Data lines
□ □ □ □
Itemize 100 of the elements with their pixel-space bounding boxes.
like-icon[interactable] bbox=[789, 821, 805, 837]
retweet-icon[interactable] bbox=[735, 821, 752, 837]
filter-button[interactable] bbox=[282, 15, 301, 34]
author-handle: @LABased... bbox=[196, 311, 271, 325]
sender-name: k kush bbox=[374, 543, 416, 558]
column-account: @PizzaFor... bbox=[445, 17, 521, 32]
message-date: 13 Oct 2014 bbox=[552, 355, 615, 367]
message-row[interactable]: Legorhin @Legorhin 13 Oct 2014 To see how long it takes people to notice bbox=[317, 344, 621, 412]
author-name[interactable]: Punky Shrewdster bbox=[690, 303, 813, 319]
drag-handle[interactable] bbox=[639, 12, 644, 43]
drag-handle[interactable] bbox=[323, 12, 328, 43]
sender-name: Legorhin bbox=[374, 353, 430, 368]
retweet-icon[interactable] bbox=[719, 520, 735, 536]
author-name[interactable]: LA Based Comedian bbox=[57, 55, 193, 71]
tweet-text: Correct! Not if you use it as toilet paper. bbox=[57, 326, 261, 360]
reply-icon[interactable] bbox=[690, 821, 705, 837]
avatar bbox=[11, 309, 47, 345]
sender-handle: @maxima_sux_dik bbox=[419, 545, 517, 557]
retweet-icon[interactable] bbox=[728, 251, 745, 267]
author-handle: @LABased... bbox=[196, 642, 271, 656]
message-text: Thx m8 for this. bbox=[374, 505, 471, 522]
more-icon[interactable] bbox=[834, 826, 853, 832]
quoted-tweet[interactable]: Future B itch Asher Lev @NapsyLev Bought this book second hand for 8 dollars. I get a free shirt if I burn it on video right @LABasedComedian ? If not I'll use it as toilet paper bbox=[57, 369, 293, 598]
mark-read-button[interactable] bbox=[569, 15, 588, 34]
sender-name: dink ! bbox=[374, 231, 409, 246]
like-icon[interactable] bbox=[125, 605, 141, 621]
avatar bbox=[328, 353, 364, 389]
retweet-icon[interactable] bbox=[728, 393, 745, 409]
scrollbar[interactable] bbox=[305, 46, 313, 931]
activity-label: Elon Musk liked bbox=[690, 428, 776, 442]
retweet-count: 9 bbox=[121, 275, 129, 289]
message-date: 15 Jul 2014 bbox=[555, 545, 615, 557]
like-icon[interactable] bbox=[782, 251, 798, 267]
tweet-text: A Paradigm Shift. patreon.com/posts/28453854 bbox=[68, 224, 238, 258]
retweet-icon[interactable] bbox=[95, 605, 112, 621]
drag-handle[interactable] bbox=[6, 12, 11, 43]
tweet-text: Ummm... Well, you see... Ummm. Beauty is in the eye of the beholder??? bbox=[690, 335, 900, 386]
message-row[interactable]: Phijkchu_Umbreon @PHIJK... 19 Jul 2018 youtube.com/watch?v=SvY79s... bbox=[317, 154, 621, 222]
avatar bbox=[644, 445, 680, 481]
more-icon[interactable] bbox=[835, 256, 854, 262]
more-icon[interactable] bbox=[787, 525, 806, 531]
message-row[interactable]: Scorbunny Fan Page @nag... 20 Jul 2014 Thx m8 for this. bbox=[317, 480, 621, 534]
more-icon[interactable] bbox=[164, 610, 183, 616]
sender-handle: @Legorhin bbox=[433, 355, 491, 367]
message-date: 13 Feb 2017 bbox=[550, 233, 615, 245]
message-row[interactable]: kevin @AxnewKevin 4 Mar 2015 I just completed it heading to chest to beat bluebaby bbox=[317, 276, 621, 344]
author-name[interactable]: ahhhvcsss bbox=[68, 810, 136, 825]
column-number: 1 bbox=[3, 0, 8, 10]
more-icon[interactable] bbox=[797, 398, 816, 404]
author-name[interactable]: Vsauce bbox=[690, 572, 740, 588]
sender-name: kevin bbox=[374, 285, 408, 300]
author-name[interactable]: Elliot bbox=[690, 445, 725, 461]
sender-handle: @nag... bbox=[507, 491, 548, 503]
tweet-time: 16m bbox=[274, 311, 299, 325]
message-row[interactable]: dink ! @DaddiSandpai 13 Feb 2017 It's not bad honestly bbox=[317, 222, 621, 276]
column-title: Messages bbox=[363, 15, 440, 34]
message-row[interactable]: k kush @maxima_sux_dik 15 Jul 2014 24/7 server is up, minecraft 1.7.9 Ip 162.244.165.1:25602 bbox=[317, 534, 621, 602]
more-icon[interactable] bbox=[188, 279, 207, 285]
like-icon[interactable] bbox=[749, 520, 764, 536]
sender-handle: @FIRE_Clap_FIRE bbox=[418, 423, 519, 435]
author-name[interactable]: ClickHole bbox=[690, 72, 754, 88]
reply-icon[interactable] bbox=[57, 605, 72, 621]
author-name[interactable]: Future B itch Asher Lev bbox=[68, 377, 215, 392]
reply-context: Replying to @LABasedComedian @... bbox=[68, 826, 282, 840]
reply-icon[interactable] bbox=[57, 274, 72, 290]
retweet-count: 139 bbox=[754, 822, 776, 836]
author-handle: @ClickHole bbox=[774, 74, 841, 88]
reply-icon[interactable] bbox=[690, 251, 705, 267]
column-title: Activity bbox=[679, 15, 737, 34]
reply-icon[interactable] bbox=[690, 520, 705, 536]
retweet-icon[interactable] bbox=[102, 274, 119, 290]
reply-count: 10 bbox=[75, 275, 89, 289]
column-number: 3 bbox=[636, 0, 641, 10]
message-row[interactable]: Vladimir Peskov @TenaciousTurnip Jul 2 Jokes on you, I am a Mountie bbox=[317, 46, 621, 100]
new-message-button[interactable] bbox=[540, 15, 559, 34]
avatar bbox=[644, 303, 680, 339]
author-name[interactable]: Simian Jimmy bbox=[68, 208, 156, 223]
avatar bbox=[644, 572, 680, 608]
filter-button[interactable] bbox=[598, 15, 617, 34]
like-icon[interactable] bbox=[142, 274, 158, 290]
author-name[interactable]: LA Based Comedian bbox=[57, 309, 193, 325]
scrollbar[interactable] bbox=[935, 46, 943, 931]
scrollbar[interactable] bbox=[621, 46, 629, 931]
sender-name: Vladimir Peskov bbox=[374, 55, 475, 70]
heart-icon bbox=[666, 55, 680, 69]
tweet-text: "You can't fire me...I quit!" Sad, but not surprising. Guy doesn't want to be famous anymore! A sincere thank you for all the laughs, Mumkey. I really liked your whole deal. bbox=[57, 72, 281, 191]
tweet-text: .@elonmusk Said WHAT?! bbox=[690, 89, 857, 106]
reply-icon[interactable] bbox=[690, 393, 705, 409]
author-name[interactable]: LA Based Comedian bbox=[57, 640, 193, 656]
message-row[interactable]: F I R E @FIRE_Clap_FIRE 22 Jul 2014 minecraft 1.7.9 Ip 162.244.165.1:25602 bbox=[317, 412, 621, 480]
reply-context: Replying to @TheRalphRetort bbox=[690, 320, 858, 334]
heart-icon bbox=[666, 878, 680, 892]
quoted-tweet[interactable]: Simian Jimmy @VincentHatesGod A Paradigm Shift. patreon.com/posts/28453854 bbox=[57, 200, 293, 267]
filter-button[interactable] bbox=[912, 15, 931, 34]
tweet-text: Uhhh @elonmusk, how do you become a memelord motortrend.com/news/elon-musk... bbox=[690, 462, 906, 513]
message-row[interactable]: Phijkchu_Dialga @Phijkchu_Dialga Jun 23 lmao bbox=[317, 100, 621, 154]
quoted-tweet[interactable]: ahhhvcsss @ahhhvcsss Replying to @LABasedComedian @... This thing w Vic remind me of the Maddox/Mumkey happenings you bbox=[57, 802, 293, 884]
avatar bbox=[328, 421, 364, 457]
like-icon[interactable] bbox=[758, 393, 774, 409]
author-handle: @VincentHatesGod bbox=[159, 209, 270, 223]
□ □ □ □
Directions:
Present all of the items above as a Markdown table with two columns, No. and Line. Number the rows in order, put the text of each item in Line, and omit any blank lines.

Solved exercise:
| No. | Line |
|---|---|
| 1 | Itemize 100 of the elements with their pixel-space bounding boxes. |
| 2 | like-icon[interactable] bbox=[789, 821, 805, 837] |
| 3 | retweet-icon[interactable] bbox=[735, 821, 752, 837] |
| 4 | filter-button[interactable] bbox=[282, 15, 301, 34] |
| 5 | author-handle: @LABased... bbox=[196, 311, 271, 325] |
| 6 | sender-name: k kush bbox=[374, 543, 416, 558] |
| 7 | column-account: @PizzaFor... bbox=[445, 17, 521, 32] |
| 8 | message-date: 13 Oct 2014 bbox=[552, 355, 615, 367] |
| 9 | message-row[interactable]: Legorhin @Legorhin 13 Oct 2014 To see how long it takes people to notice bbox=[317, 344, 621, 412] |
| 10 | author-name[interactable]: Punky Shrewdster bbox=[690, 303, 813, 319] |
| 11 | drag-handle[interactable] bbox=[639, 12, 644, 43] |
| 12 | drag-handle[interactable] bbox=[323, 12, 328, 43] |
| 13 | sender-name: Legorhin bbox=[374, 353, 430, 368] |
| 14 | retweet-icon[interactable] bbox=[719, 520, 735, 536] |
| 15 | author-name[interactable]: LA Based Comedian bbox=[57, 55, 193, 71] |
| 16 | tweet-text: Correct! Not if you use it as toilet paper. bbox=[57, 326, 261, 360] |
| 17 | reply-icon[interactable] bbox=[690, 821, 705, 837] |
| 18 | avatar bbox=[11, 309, 47, 345] |
| 19 | sender-handle: @maxima_sux_dik bbox=[419, 545, 517, 557] |
| 20 | retweet-icon[interactable] bbox=[728, 251, 745, 267] |
| 21 | author-handle: @LABased... bbox=[196, 642, 271, 656] |
| 22 | message-text: Thx m8 for this. bbox=[374, 505, 471, 522] |
| 23 | more-icon[interactable] bbox=[834, 826, 853, 832] |
| 24 | quoted-tweet[interactable]: Future B itch Asher Lev @NapsyLev Bought this book second hand for 8 dollars. I get a free shirt if I burn it on video right @LABasedComedian ? If not I'll use it as toilet paper bbox=[57, 369, 293, 598] |
| 25 | mark-read-button[interactable] bbox=[569, 15, 588, 34] |
| 26 | sender-name: dink ! bbox=[374, 231, 409, 246] |
| 27 | like-icon[interactable] bbox=[125, 605, 141, 621] |
| 28 | avatar bbox=[328, 353, 364, 389] |
| 29 | retweet-icon[interactable] bbox=[728, 393, 745, 409] |
| 30 | scrollbar[interactable] bbox=[305, 46, 313, 931] |
| 31 | activity-label: Elon Musk liked bbox=[690, 428, 776, 442] |
| 32 | retweet-count: 9 bbox=[121, 275, 129, 289] |
| 33 | message-date: 15 Jul 2014 bbox=[555, 545, 615, 557] |
| 34 | like-icon[interactable] bbox=[782, 251, 798, 267] |
| 35 | tweet-text: A Paradigm Shift. patreon.com/posts/28453854 bbox=[68, 224, 238, 258] |
| 36 | retweet-icon[interactable] bbox=[95, 605, 112, 621] |
| 37 | drag-handle[interactable] bbox=[6, 12, 11, 43] |
| 38 | tweet-text: Ummm... Well, you see... Ummm. Beauty is in the eye of the beholder??? bbox=[690, 335, 900, 386] |
| 39 | message-row[interactable]: Phijkchu_Umbreon @PHIJK... 19 Jul 2018 youtube.com/watch?v=SvY79s... bbox=[317, 154, 621, 222] |
| 40 | avatar bbox=[644, 445, 680, 481] |
| 41 | more-icon[interactable] bbox=[835, 256, 854, 262] |
| 42 | more-icon[interactable] bbox=[787, 525, 806, 531] |
| 43 | message-row[interactable]: Scorbunny Fan Page @nag... 20 Jul 2014 Thx m8 for this. bbox=[317, 480, 621, 534] |
| 44 | more-icon[interactable] bbox=[164, 610, 183, 616] |
| 45 | sender-handle: @Legorhin bbox=[433, 355, 491, 367] |
| 46 | message-date: 13 Feb 2017 bbox=[550, 233, 615, 245] |
| 47 | message-row[interactable]: kevin @AxnewKevin 4 Mar 2015 I just completed it heading to chest to beat bluebaby bbox=[317, 276, 621, 344] |
| 48 | author-name[interactable]: ahhhvcsss bbox=[68, 810, 136, 825] |
| 49 | column-number: 1 bbox=[3, 0, 8, 10] |
| 50 | more-icon[interactable] bbox=[797, 398, 816, 404] |
| 51 | author-name[interactable]: Vsauce bbox=[690, 572, 740, 588] |
| 52 | sender-name: kevin bbox=[374, 285, 408, 300] |
| 53 | author-name[interactable]: Elliot bbox=[690, 445, 725, 461] |
| 54 | sender-handle: @nag... bbox=[507, 491, 548, 503] |
| 55 | tweet-time: 16m bbox=[274, 311, 299, 325] |
| 56 | message-row[interactable]: dink ! @DaddiSandpai 13 Feb 2017 It's not bad honestly bbox=[317, 222, 621, 276] |
| 57 | column-title: Messages bbox=[363, 15, 440, 34] |
| 58 | message-row[interactable]: k kush @maxima_sux_dik 15 Jul 2014 24/7 server is up, minecraft 1.7.9 Ip 162.244.165.1:25602 bbox=[317, 534, 621, 602] |
| 59 | more-icon[interactable] bbox=[188, 279, 207, 285] |
| 60 | like-icon[interactable] bbox=[749, 520, 764, 536] |
| 61 | sender-handle: @FIRE_Clap_FIRE bbox=[418, 423, 519, 435] |
| 62 | author-name[interactable]: ClickHole bbox=[690, 72, 754, 88] |
| 63 | reply-icon[interactable] bbox=[57, 605, 72, 621] |
| 64 | author-name[interactable]: Future B itch Asher Lev bbox=[68, 377, 215, 392] |
| 65 | reply-context: Replying to @LABasedComedian @... bbox=[68, 826, 282, 840] |
| 66 | reply-icon[interactable] bbox=[57, 274, 72, 290] |
| 67 | retweet-count: 139 bbox=[754, 822, 776, 836] |
| 68 | author-handle: @ClickHole bbox=[774, 74, 841, 88] |
| 69 | reply-icon[interactable] bbox=[690, 251, 705, 267] |
| 70 | column-title: Activity bbox=[679, 15, 737, 34] |
| 71 | reply-icon[interactable] bbox=[690, 520, 705, 536] |
| 72 | retweet-icon[interactable] bbox=[102, 274, 119, 290] |
| 73 | reply-count: 10 bbox=[75, 275, 89, 289] |
| 74 | column-number: 3 bbox=[636, 0, 641, 10] |
| 75 | message-row[interactable]: Vladimir Peskov @TenaciousTurnip Jul 2 Jokes on you, I am a Mountie bbox=[317, 46, 621, 100] |
| 76 | new-message-button[interactable] bbox=[540, 15, 559, 34] |
| 77 | avatar bbox=[644, 303, 680, 339] |
| 78 | author-name[interactable]: Simian Jimmy bbox=[68, 208, 156, 223] |
| 79 | avatar bbox=[644, 572, 680, 608] |
| 80 | filter-button[interactable] bbox=[598, 15, 617, 34] |
| 81 | like-icon[interactable] bbox=[142, 274, 158, 290] |
| 82 | author-name[interactable]: LA Based Comedian bbox=[57, 309, 193, 325] |
| 83 | scrollbar[interactable] bbox=[935, 46, 943, 931] |
| 84 | scrollbar[interactable] bbox=[621, 46, 629, 931] |
| 85 | sender-name: Vladimir Peskov bbox=[374, 55, 475, 70] |
| 86 | heart-icon bbox=[666, 55, 680, 69] |
| 87 | tweet-text: "You can't fire me...I quit!" Sad, but not surprising. Guy doesn't want to be famous anymore! A sincere thank you for all the laughs, Mumkey. I really liked your whole deal. bbox=[57, 72, 281, 191] |
| 88 | tweet-text: .@elonmusk Said WHAT?! bbox=[690, 89, 857, 106] |
| 89 | reply-icon[interactable] bbox=[690, 393, 705, 409] |
| 90 | author-name[interactable]: LA Based Comedian bbox=[57, 640, 193, 656] |
| 91 | message-row[interactable]: F I R E @FIRE_Clap_FIRE 22 Jul 2014 minecraft 1.7.9 Ip 162.244.165.1:25602 bbox=[317, 412, 621, 480] |
| 92 | reply-context: Replying to @TheRalphRetort bbox=[690, 320, 858, 334] |
| 93 | heart-icon bbox=[666, 878, 680, 892] |
| 94 | quoted-tweet[interactable]: Simian Jimmy @VincentHatesGod A Paradigm Shift. patreon.com/posts/28453854 bbox=[57, 200, 293, 267] |
| 95 | filter-button[interactable] bbox=[912, 15, 931, 34] |
| 96 | tweet-text: Uhhh @elonmusk, how do you become a memelord motortrend.com/news/elon-musk... bbox=[690, 462, 906, 513] |
| 97 | message-row[interactable]: Phijkchu_Dialga @Phijkchu_Dialga Jun 23 lmao bbox=[317, 100, 621, 154] |
| 98 | quoted-tweet[interactable]: ahhhvcsss @ahhhvcsss Replying to @LABasedComedian @... This thing w Vic remind me of the Maddox/Mumkey happenings you bbox=[57, 802, 293, 884] |
| 99 | avatar bbox=[328, 421, 364, 457] |
| 100 | like-icon[interactable] bbox=[758, 393, 774, 409] |
| 101 | author-handle: @VincentHatesGod bbox=[159, 209, 270, 223] |